(DOCUMENT SECTION begins)

Trust in government has multiple meanings, many sources, and numerous consequences. David Easton distinguished between diffuse support—that is, trust in the institutions and mechanisms of government—and specific support, trust in current officeholders. Researchers also can ask about trust in specifie institutions within government (legislative, judicial, executive, law enforcement), at all levels (federal, state, and local).

Political life, even at a routine and mundane level, entails risk. When we vote for a candidate, pay our taxes, or obey the law, we hope that our efforts will not be wasted or exploited. Civic life, in a nutshell, demands that we trust our government to uphold its end of the democratic bargain. Survey research has tracked the rise and fall in political trust over the decades and has tried to identify the factors that sustain this tenuous but critical component of civilization.

Many surveys use a single item that simply asks respondents how much they “trust the government.” By far the most frequently used item is Question 1 from the biennial National Elections Study (NES): How much of the time do you think you can trust the government in Washington to do what is right—just about always, most of the time, or only some of the time?

But what exactly is being measured? Many scholars criticize the NES scale (consisting of four items) for tapping predominantly short-term feelings about current office-holders, rather than long-term beliefs about the institutions and mechanisms of government. Because continuity is everything in the study of political trends, however, the NES instrument is likely to remain.

(DOCUMENT SECTION ends)

> _BRIEF_
Pick up the passage on trust in government where it stops and continue it. The records play no part here.

(RECORDED INFORMATION begins)

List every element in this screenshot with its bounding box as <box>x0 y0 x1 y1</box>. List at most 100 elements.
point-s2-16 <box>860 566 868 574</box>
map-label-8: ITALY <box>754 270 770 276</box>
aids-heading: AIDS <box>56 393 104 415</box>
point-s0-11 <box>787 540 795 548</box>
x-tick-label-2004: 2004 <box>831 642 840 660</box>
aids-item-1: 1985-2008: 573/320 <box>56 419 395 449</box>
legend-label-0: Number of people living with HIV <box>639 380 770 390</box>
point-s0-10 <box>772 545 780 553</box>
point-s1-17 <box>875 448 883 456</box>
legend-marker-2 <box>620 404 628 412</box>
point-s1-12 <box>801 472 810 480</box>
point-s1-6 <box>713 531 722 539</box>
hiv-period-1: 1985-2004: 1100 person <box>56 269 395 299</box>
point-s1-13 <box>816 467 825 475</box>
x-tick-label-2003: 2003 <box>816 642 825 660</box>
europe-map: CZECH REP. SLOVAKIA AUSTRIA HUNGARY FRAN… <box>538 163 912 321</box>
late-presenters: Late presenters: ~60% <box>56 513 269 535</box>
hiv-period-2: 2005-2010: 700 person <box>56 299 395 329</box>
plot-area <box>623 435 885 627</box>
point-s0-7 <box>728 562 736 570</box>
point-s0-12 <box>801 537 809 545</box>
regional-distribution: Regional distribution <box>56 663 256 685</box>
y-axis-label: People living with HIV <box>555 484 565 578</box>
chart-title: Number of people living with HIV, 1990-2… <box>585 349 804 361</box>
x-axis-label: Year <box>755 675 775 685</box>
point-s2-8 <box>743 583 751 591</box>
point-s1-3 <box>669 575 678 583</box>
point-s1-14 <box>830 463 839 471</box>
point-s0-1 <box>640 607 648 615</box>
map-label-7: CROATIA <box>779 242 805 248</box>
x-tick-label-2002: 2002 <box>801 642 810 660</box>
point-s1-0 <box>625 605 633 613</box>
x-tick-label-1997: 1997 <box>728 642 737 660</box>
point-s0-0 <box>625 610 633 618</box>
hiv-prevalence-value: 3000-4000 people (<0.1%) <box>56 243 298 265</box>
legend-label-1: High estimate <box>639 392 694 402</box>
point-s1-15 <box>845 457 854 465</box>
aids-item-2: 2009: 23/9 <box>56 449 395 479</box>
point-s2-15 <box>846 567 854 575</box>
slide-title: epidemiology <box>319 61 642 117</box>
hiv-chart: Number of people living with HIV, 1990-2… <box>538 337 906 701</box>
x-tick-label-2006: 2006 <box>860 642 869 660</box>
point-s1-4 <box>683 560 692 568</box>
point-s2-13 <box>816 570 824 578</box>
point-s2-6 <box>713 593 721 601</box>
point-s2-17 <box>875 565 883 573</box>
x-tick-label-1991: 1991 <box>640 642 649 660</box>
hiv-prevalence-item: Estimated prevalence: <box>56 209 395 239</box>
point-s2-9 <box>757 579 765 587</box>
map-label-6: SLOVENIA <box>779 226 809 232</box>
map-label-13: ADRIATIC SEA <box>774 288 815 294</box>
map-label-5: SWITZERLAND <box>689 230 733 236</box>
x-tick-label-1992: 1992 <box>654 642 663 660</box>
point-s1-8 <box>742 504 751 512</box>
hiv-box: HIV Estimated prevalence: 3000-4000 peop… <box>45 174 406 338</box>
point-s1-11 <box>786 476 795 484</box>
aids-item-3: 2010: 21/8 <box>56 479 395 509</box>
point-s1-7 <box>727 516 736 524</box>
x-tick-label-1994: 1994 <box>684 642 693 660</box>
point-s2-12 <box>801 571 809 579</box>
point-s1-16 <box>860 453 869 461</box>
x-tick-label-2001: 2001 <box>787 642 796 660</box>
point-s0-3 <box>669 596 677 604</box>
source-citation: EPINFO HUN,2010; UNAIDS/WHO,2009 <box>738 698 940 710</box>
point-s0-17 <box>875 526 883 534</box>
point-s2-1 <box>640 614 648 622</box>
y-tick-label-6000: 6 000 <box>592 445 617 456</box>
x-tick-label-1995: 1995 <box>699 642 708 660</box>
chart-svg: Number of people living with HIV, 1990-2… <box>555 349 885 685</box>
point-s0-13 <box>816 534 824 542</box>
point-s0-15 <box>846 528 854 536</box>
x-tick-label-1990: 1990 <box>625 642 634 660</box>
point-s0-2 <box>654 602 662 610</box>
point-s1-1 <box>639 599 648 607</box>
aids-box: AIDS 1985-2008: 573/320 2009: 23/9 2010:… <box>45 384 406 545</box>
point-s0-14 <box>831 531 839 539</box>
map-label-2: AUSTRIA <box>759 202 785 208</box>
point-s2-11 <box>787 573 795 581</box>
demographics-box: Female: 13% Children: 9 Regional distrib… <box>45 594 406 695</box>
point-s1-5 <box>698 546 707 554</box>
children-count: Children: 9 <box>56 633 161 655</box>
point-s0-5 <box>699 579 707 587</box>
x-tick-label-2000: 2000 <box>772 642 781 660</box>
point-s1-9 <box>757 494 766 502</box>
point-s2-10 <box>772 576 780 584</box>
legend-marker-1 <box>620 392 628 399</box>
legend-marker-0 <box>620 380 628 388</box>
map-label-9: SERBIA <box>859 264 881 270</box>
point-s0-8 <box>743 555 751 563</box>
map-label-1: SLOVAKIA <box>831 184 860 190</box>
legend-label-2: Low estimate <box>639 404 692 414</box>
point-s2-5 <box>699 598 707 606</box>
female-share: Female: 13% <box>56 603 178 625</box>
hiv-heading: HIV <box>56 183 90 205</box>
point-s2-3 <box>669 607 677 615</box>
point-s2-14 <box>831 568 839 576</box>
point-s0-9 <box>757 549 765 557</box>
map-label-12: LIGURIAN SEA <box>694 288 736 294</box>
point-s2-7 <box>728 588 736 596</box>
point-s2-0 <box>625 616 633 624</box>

(RECORDED INFORMATION ends)

> _OUTPUT_
Survey results indicate that trust in government has declined substantially since the 1960s. A majority of the American public these days trusts the government “only some of the time.” This has caused great concern for the survival of government and civic life in general. Several scholars have proposed a reciprocal relationship between trust in government and social capital, which can be thought of as trust in one's fellow human beings. To investigate this hypothesis, scholars have used data from the General Social Survey, which asks participants to report on the confidence they hold in various institutions, including the Executive Branch, the Supreme Court, and Congress. Congress, it turns out, is the institution Americans love to hate more than any other.

Fluctuations in trust follow recent government performance as well as political scandal, but a dislike for today's politicians does not necessarily mean rejection of our way of government. Standard trust measures perhaps exaggerate public disregard for government, for they lump together skeptical respondents with the truly cynical. When the scale is extended on the less trusting end, only about a quarter of the population place themselves below the midpoint. Still, trust in government has never approached the high point it reached in the 1960s, even after the economic boom of the late 1990s. The accumulation of political scandal, beginning with Watergate and Vietnam, seems to have soured a whole generation on politicians, if not the basic foundation of democratic government.

Polls taken in the months following the September 11 attacks showed an extraordinary jump in trust. This was commonly seen as a “rally round the flag” effect, wherein the attacks inspired extraordinary national unity. A closer look revealed that the attacks merely temporarily shifted respondents' focus to international affairs, where the government has always enjoyed greater public confidence.